Below is a listing to write out in full, exactly as given, without its pictures.

[Figure dataset records]
┌──

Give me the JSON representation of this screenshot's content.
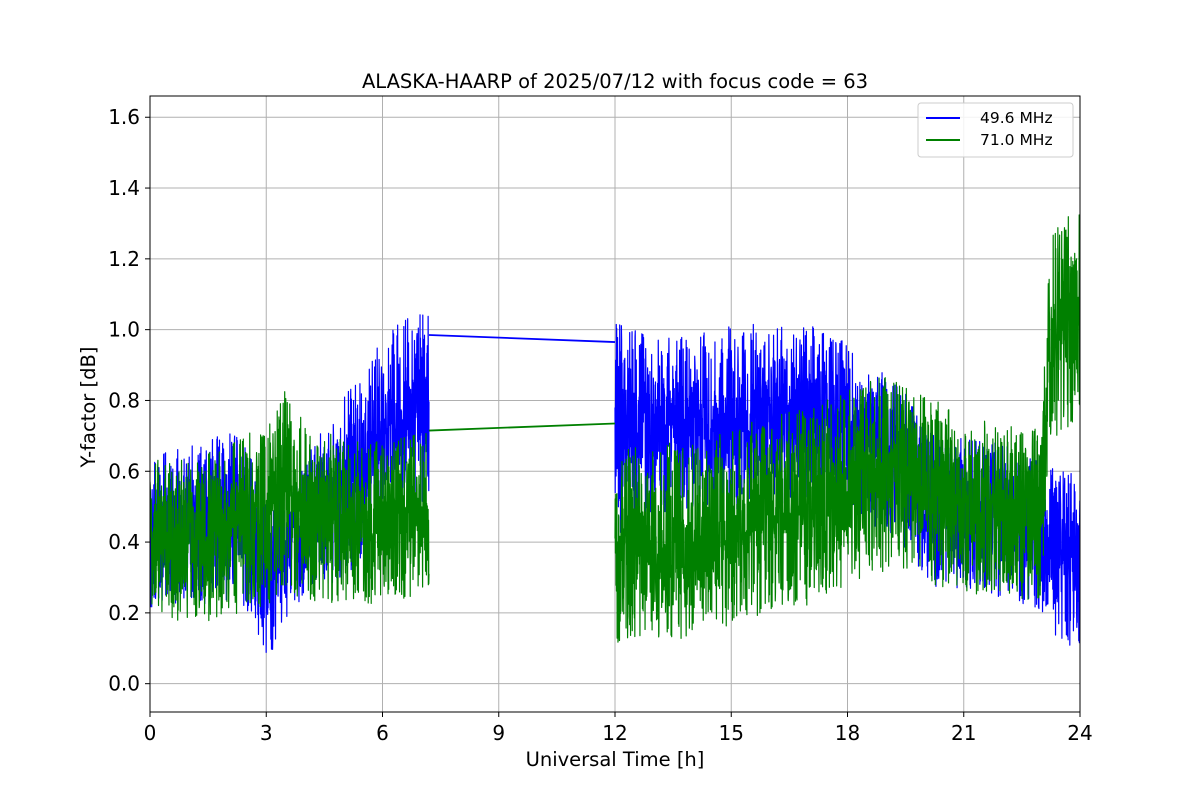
{
  "chart_data": {
    "type": "line",
    "title": "ALASKA-HAARP of 2025/07/12 with focus code = 63",
    "xlabel": "Universal Time [h]",
    "ylabel": "Y-factor [dB]",
    "xlim": [
      0,
      24
    ],
    "ylim": [
      -0.08,
      1.66
    ],
    "xticks": [
      0,
      3,
      6,
      9,
      12,
      15,
      18,
      21,
      24
    ],
    "yticks": [
      0.0,
      0.2,
      0.4,
      0.6,
      0.8,
      1.0,
      1.2,
      1.4,
      1.6
    ],
    "xtick_labels": [
      "0",
      "3",
      "6",
      "9",
      "12",
      "15",
      "18",
      "21",
      "24"
    ],
    "ytick_labels": [
      "0.0",
      "0.2",
      "0.4",
      "0.6",
      "0.8",
      "1.0",
      "1.2",
      "1.4",
      "1.6"
    ],
    "grid": true,
    "legend_position": "top-right",
    "series": [
      {
        "name": "49.6 MHz",
        "color": "#0000ff",
        "gap": [
          7.2,
          12.0
        ],
        "envelope": {
          "x": [
            0,
            1,
            2,
            2.5,
            3,
            3.5,
            4,
            4.5,
            5,
            5.5,
            6,
            6.5,
            7.2,
            12.0,
            12.5,
            13,
            14,
            15,
            16,
            17,
            18,
            19,
            19.5,
            20,
            21,
            22,
            22.5,
            23,
            23.5,
            24
          ],
          "mid": [
            0.42,
            0.45,
            0.46,
            0.45,
            0.3,
            0.38,
            0.45,
            0.5,
            0.55,
            0.62,
            0.7,
            0.75,
            0.78,
            0.72,
            0.72,
            0.72,
            0.74,
            0.75,
            0.76,
            0.77,
            0.72,
            0.65,
            0.6,
            0.5,
            0.48,
            0.46,
            0.44,
            0.42,
            0.36,
            0.35
          ],
          "amp": [
            0.22,
            0.22,
            0.25,
            0.24,
            0.25,
            0.2,
            0.2,
            0.22,
            0.26,
            0.26,
            0.28,
            0.28,
            0.28,
            0.3,
            0.28,
            0.26,
            0.25,
            0.26,
            0.26,
            0.25,
            0.24,
            0.22,
            0.22,
            0.22,
            0.22,
            0.22,
            0.22,
            0.22,
            0.25,
            0.25
          ]
        },
        "bridge": [
          [
            7.2,
            0.985
          ],
          [
            12.0,
            0.965
          ]
        ]
      },
      {
        "name": "71.0 MHz",
        "color": "#008000",
        "gap": [
          7.2,
          12.0
        ],
        "envelope": {
          "x": [
            0,
            1,
            2,
            3,
            3.5,
            4,
            5,
            6,
            7.2,
            12.0,
            12.5,
            13,
            14,
            15,
            16,
            17,
            18,
            19,
            20,
            21,
            22,
            22.5,
            23,
            23.2,
            23.5,
            24
          ],
          "mid": [
            0.42,
            0.4,
            0.43,
            0.48,
            0.55,
            0.48,
            0.45,
            0.46,
            0.48,
            0.4,
            0.4,
            0.4,
            0.4,
            0.44,
            0.48,
            0.5,
            0.55,
            0.6,
            0.55,
            0.5,
            0.5,
            0.48,
            0.48,
            0.95,
            1.0,
            1.05
          ],
          "amp": [
            0.22,
            0.24,
            0.24,
            0.26,
            0.28,
            0.25,
            0.25,
            0.23,
            0.23,
            0.3,
            0.28,
            0.28,
            0.28,
            0.28,
            0.28,
            0.28,
            0.28,
            0.28,
            0.27,
            0.25,
            0.24,
            0.24,
            0.25,
            0.3,
            0.3,
            0.3
          ]
        },
        "bridge": [
          [
            7.2,
            0.715
          ],
          [
            12.0,
            0.735
          ]
        ]
      }
    ]
  }
}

└──

# THE COMPLETED TASK:
Give me the JSON representation of this screenshot's content.
{
  "chart_data": {
    "type": "line",
    "title": "ALASKA-HAARP of 2025/07/12 with focus code = 63",
    "xlabel": "Universal Time [h]",
    "ylabel": "Y-factor [dB]",
    "xlim": [
      0,
      24
    ],
    "ylim": [
      -0.08,
      1.66
    ],
    "xticks": [
      0,
      3,
      6,
      9,
      12,
      15,
      18,
      21,
      24
    ],
    "yticks": [
      0.0,
      0.2,
      0.4,
      0.6,
      0.8,
      1.0,
      1.2,
      1.4,
      1.6
    ],
    "xtick_labels": [
      "0",
      "3",
      "6",
      "9",
      "12",
      "15",
      "18",
      "21",
      "24"
    ],
    "ytick_labels": [
      "0.0",
      "0.2",
      "0.4",
      "0.6",
      "0.8",
      "1.0",
      "1.2",
      "1.4",
      "1.6"
    ],
    "grid": true,
    "legend_position": "top-right",
    "series": [
      {
        "name": "49.6 MHz",
        "color": "#0000ff",
        "gap": [
          7.2,
          12.0
        ],
        "envelope": {
          "x": [
            0,
            1,
            2,
            2.5,
            3,
            3.5,
            4,
            4.5,
            5,
            5.5,
            6,
            6.5,
            7.2,
            12.0,
            12.5,
            13,
            14,
            15,
            16,
            17,
            18,
            19,
            19.5,
            20,
            21,
            22,
            22.5,
            23,
            23.5,
            24
          ],
          "mid": [
            0.42,
            0.45,
            0.46,
            0.45,
            0.3,
            0.38,
            0.45,
            0.5,
            0.55,
            0.62,
            0.7,
            0.75,
            0.78,
            0.72,
            0.72,
            0.72,
            0.74,
            0.75,
            0.76,
            0.77,
            0.72,
            0.65,
            0.6,
            0.5,
            0.48,
            0.46,
            0.44,
            0.42,
            0.36,
            0.35
          ],
          "amp": [
            0.22,
            0.22,
            0.25,
            0.24,
            0.25,
            0.2,
            0.2,
            0.22,
            0.26,
            0.26,
            0.28,
            0.28,
            0.28,
            0.3,
            0.28,
            0.26,
            0.25,
            0.26,
            0.26,
            0.25,
            0.24,
            0.22,
            0.22,
            0.22,
            0.22,
            0.22,
            0.22,
            0.22,
            0.25,
            0.25
          ]
        },
        "bridge": [
          [
            7.2,
            0.985
          ],
          [
            12.0,
            0.965
          ]
        ]
      },
      {
        "name": "71.0 MHz",
        "color": "#008000",
        "gap": [
          7.2,
          12.0
        ],
        "envelope": {
          "x": [
            0,
            1,
            2,
            3,
            3.5,
            4,
            5,
            6,
            7.2,
            12.0,
            12.5,
            13,
            14,
            15,
            16,
            17,
            18,
            19,
            20,
            21,
            22,
            22.5,
            23,
            23.2,
            23.5,
            24
          ],
          "mid": [
            0.42,
            0.4,
            0.43,
            0.48,
            0.55,
            0.48,
            0.45,
            0.46,
            0.48,
            0.4,
            0.4,
            0.4,
            0.4,
            0.44,
            0.48,
            0.5,
            0.55,
            0.6,
            0.55,
            0.5,
            0.5,
            0.48,
            0.48,
            0.95,
            1.0,
            1.05
          ],
          "amp": [
            0.22,
            0.24,
            0.24,
            0.26,
            0.28,
            0.25,
            0.25,
            0.23,
            0.23,
            0.3,
            0.28,
            0.28,
            0.28,
            0.28,
            0.28,
            0.28,
            0.28,
            0.28,
            0.27,
            0.25,
            0.24,
            0.24,
            0.25,
            0.3,
            0.3,
            0.3
          ]
        },
        "bridge": [
          [
            7.2,
            0.715
          ],
          [
            12.0,
            0.735
          ]
        ]
      }
    ]
  }
}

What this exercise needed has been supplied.